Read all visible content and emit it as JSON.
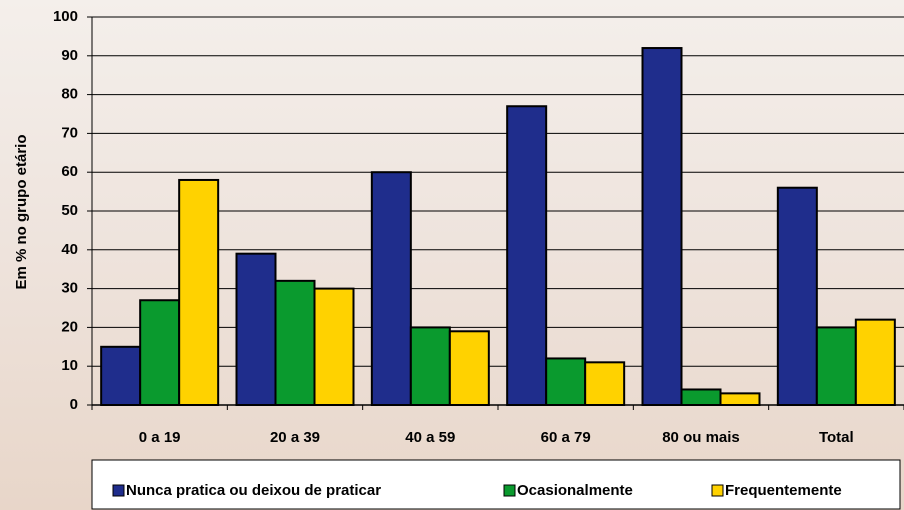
{
  "chart_data": {
    "type": "bar",
    "y_label": "Em % no grupo etário",
    "categories": [
      "0 a 19",
      "20 a 39",
      "40 a 59",
      "60 a 79",
      "80 ou mais",
      "Total"
    ],
    "series": [
      {
        "name": "Nunca pratica ou deixou de praticar",
        "color": "#1f2d8c",
        "values": [
          15,
          39,
          60,
          77,
          92,
          56
        ]
      },
      {
        "name": "Ocasionalmente",
        "color": "#0a9a2e",
        "values": [
          27,
          32,
          20,
          12,
          4,
          20
        ]
      },
      {
        "name": "Frequentemente",
        "color": "#ffd200",
        "values": [
          58,
          30,
          19,
          11,
          3,
          22
        ]
      }
    ],
    "ylim": [
      0,
      100
    ],
    "yticks": [
      0,
      10,
      20,
      30,
      40,
      50,
      60,
      70,
      80,
      90,
      100
    ],
    "grid": true
  }
}
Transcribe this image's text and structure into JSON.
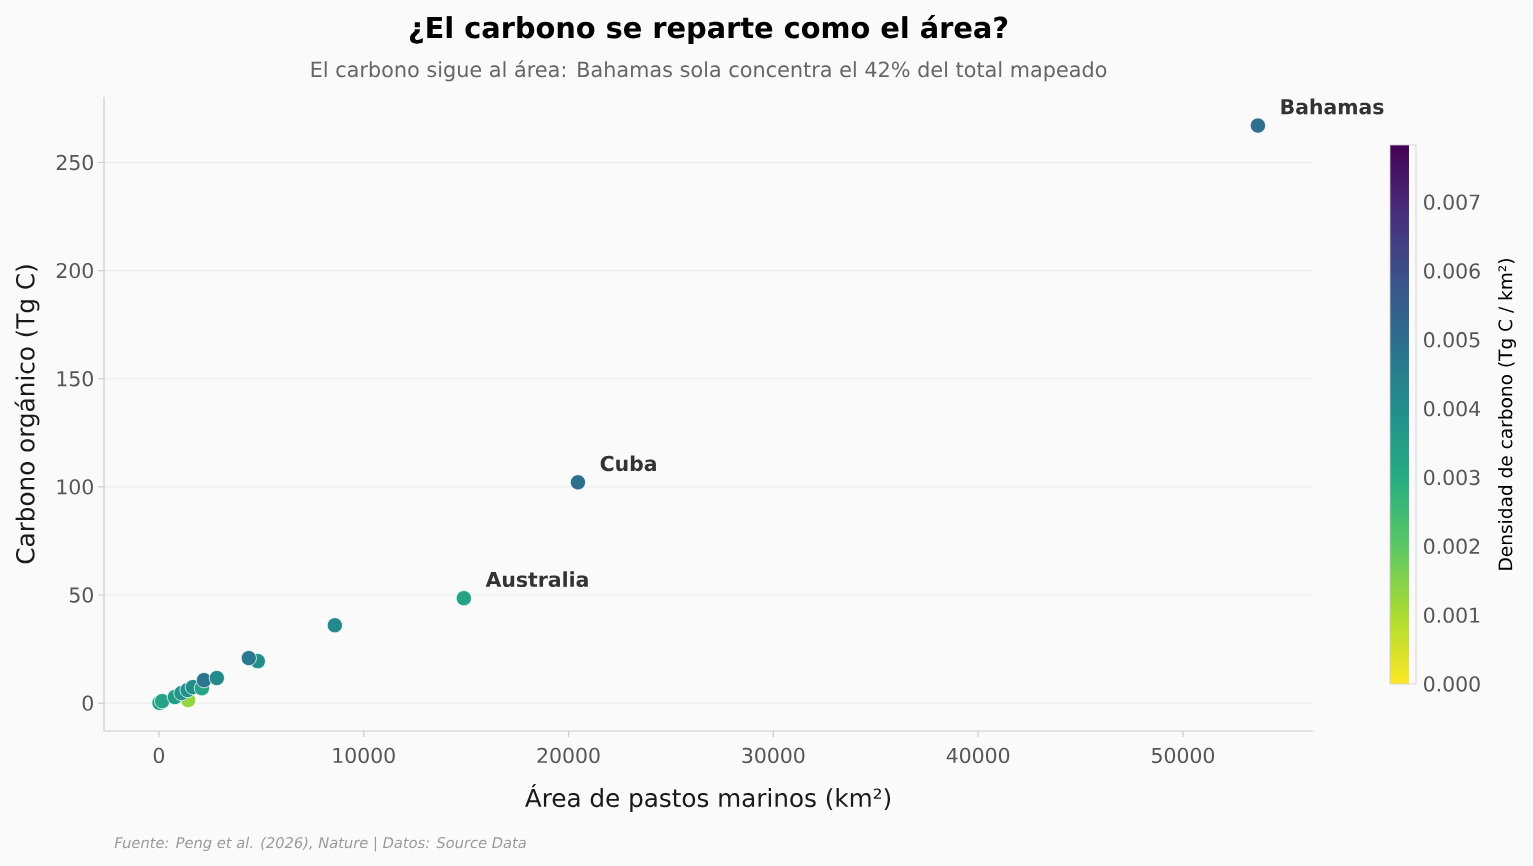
{
  "chart_data": {
    "type": "scatter",
    "title": "¿El carbono se reparte como el área?",
    "subtitle": "El carbono sigue al área: Bahamas sola concentra el 42% del total mapeado",
    "xlabel": "Área de pastos marinos (km²)",
    "ylabel": "Carbono orgánico (Tg C)",
    "clabel": "Densidad de carbono (Tg C / km²)",
    "x": [
      1430,
      30,
      160,
      780,
      1100,
      1400,
      1660,
      2100,
      2200,
      2830,
      4830,
      4390,
      8590,
      14890,
      20460,
      53660
    ],
    "values": [
      1.4,
      0.1,
      0.9,
      2.8,
      4.6,
      6.0,
      7.4,
      6.9,
      10.6,
      11.6,
      19.4,
      20.8,
      36.0,
      48.5,
      102.1,
      267.1
    ],
    "cvalues": [
      0.0013,
      0.0034,
      0.0033,
      0.0035,
      0.0038,
      0.0039,
      0.004,
      0.0033,
      0.0048,
      0.0041,
      0.004,
      0.0047,
      0.0042,
      0.0033,
      0.005,
      0.005
    ],
    "clim": [
      0,
      0.00783
    ],
    "cticks": [
      {
        "value": 0,
        "label": "0.000"
      },
      {
        "value": 0.001,
        "label": "0.001"
      },
      {
        "value": 0.002,
        "label": "0.002"
      },
      {
        "value": 0.003,
        "label": "0.003"
      },
      {
        "value": 0.004,
        "label": "0.004"
      },
      {
        "value": 0.005,
        "label": "0.005"
      },
      {
        "value": 0.006,
        "label": "0.006"
      },
      {
        "value": 0.007,
        "label": "0.007"
      }
    ],
    "xlim": [
      -2680,
      56350
    ],
    "ylim": [
      -12.9,
      280.3
    ],
    "xticks": [
      0,
      10000,
      20000,
      30000,
      40000,
      50000
    ],
    "yticks": [
      0,
      50,
      100,
      150,
      200,
      250
    ],
    "grid": "y",
    "marker": "circle",
    "annotations": [
      {
        "text": "Bahamas",
        "x": 53660,
        "y": 267.1
      },
      {
        "text": "Cuba",
        "x": 20460,
        "y": 102.1
      },
      {
        "text": "Australia",
        "x": 14890,
        "y": 48.5
      },
      "Fuente: Peng et al. (2026), Nature | Datos: Source Data"
    ]
  }
}
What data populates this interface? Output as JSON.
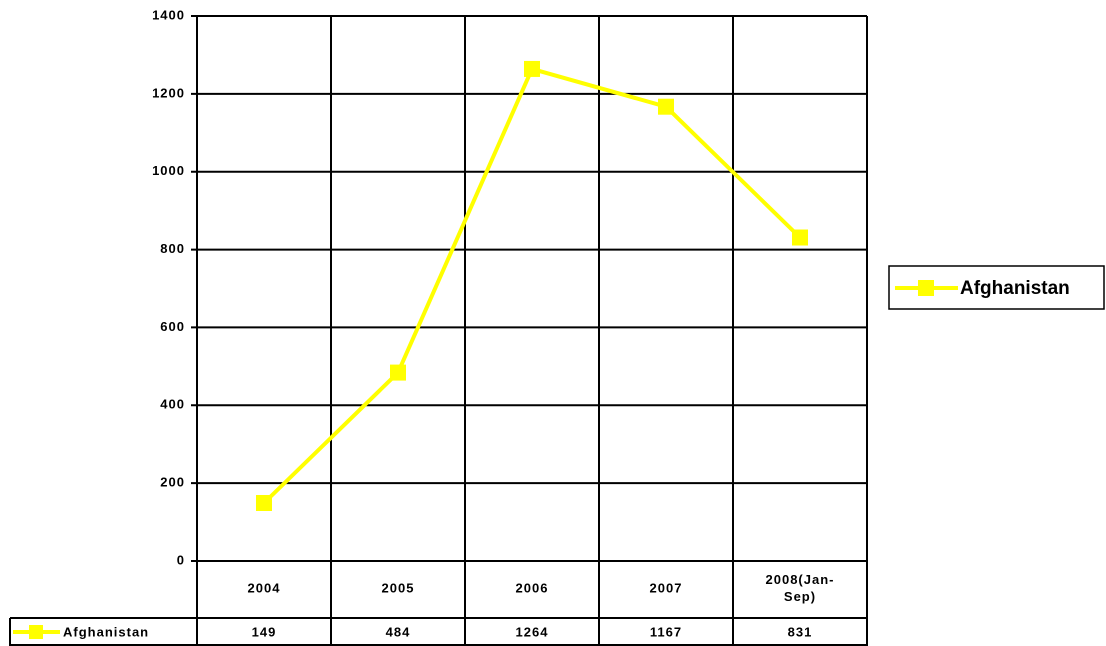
{
  "chart_data": {
    "type": "line",
    "categories": [
      "2004",
      "2005",
      "2006",
      "2007",
      "2008(Jan-Sep)"
    ],
    "series": [
      {
        "name": "Afghanistan",
        "color": "#ffff00",
        "values": [
          149,
          484,
          1264,
          1167,
          831
        ]
      }
    ],
    "ylim": [
      0,
      1400
    ],
    "yticks": [
      0,
      200,
      400,
      600,
      800,
      1000,
      1200,
      1400
    ],
    "grid": true,
    "legend": "right",
    "data_table": true
  }
}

▶ [STATED GOAL] Output the data exactly. Pictures don't belong in the result.

▶ [RESPONSE TO THIS EXERCISE]
Read all visible content and emit it as JSON.
{
  "chart_data": {
    "type": "bar",
    "y_label": "Em % no grupo etário",
    "categories": [
      "0 a 19",
      "20 a 39",
      "40 a 59",
      "60 a 79",
      "80 ou mais",
      "Total"
    ],
    "series": [
      {
        "name": "Nunca pratica ou deixou de praticar",
        "color": "#1f2d8c",
        "values": [
          15,
          39,
          60,
          77,
          92,
          56
        ]
      },
      {
        "name": "Ocasionalmente",
        "color": "#0a9a2e",
        "values": [
          27,
          32,
          20,
          12,
          4,
          20
        ]
      },
      {
        "name": "Frequentemente",
        "color": "#ffd200",
        "values": [
          58,
          30,
          19,
          11,
          3,
          22
        ]
      }
    ],
    "ylim": [
      0,
      100
    ],
    "yticks": [
      0,
      10,
      20,
      30,
      40,
      50,
      60,
      70,
      80,
      90,
      100
    ],
    "grid": true
  }
}
Transcribe this image's text and structure into JSON.
{
  "chart_data": {
    "type": "scatter",
    "title": "¿El carbono se reparte como el área?",
    "subtitle": "El carbono sigue al área: Bahamas sola concentra el 42% del total mapeado",
    "xlabel": "Área de pastos marinos (km²)",
    "ylabel": "Carbono orgánico (Tg C)",
    "clabel": "Densidad de carbono (Tg C / km²)",
    "x": [
      1430,
      30,
      160,
      780,
      1100,
      1400,
      1660,
      2100,
      2200,
      2830,
      4830,
      4390,
      8590,
      14890,
      20460,
      53660
    ],
    "values": [
      1.4,
      0.1,
      0.9,
      2.8,
      4.6,
      6.0,
      7.4,
      6.9,
      10.6,
      11.6,
      19.4,
      20.8,
      36.0,
      48.5,
      102.1,
      267.1
    ],
    "cvalues": [
      0.0013,
      0.0034,
      0.0033,
      0.0035,
      0.0038,
      0.0039,
      0.004,
      0.0033,
      0.0048,
      0.0041,
      0.004,
      0.0047,
      0.0042,
      0.0033,
      0.005,
      0.005
    ],
    "clim": [
      0,
      0.00783
    ],
    "cticks": [
      {
        "value": 0,
        "label": "0.000"
      },
      {
        "value": 0.001,
        "label": "0.001"
      },
      {
        "value": 0.002,
        "label": "0.002"
      },
      {
        "value": 0.003,
        "label": "0.003"
      },
      {
        "value": 0.004,
        "label": "0.004"
      },
      {
        "value": 0.005,
        "label": "0.005"
      },
      {
        "value": 0.006,
        "label": "0.006"
      },
      {
        "value": 0.007,
        "label": "0.007"
      }
    ],
    "xlim": [
      -2680,
      56350
    ],
    "ylim": [
      -12.9,
      280.3
    ],
    "xticks": [
      0,
      10000,
      20000,
      30000,
      40000,
      50000
    ],
    "yticks": [
      0,
      50,
      100,
      150,
      200,
      250
    ],
    "grid": "y",
    "marker": "circle",
    "annotations": [
      {
        "text": "Bahamas",
        "x": 53660,
        "y": 267.1
      },
      {
        "text": "Cuba",
        "x": 20460,
        "y": 102.1
      },
      {
        "text": "Australia",
        "x": 14890,
        "y": 48.5
      },
      "Fuente: Peng et al. (2026), Nature | Datos: Source Data"
    ]
  }
}
What data populates this interface? Output as JSON.
{
  "chart_data": {
    "type": "line",
    "categories": [
      "2004",
      "2005",
      "2006",
      "2007",
      "2008(Jan-Sep)"
    ],
    "series": [
      {
        "name": "Afghanistan",
        "color": "#ffff00",
        "values": [
          149,
          484,
          1264,
          1167,
          831
        ]
      }
    ],
    "ylim": [
      0,
      1400
    ],
    "yticks": [
      0,
      200,
      400,
      600,
      800,
      1000,
      1200,
      1400
    ],
    "grid": true,
    "legend": "right",
    "data_table": true
  }
}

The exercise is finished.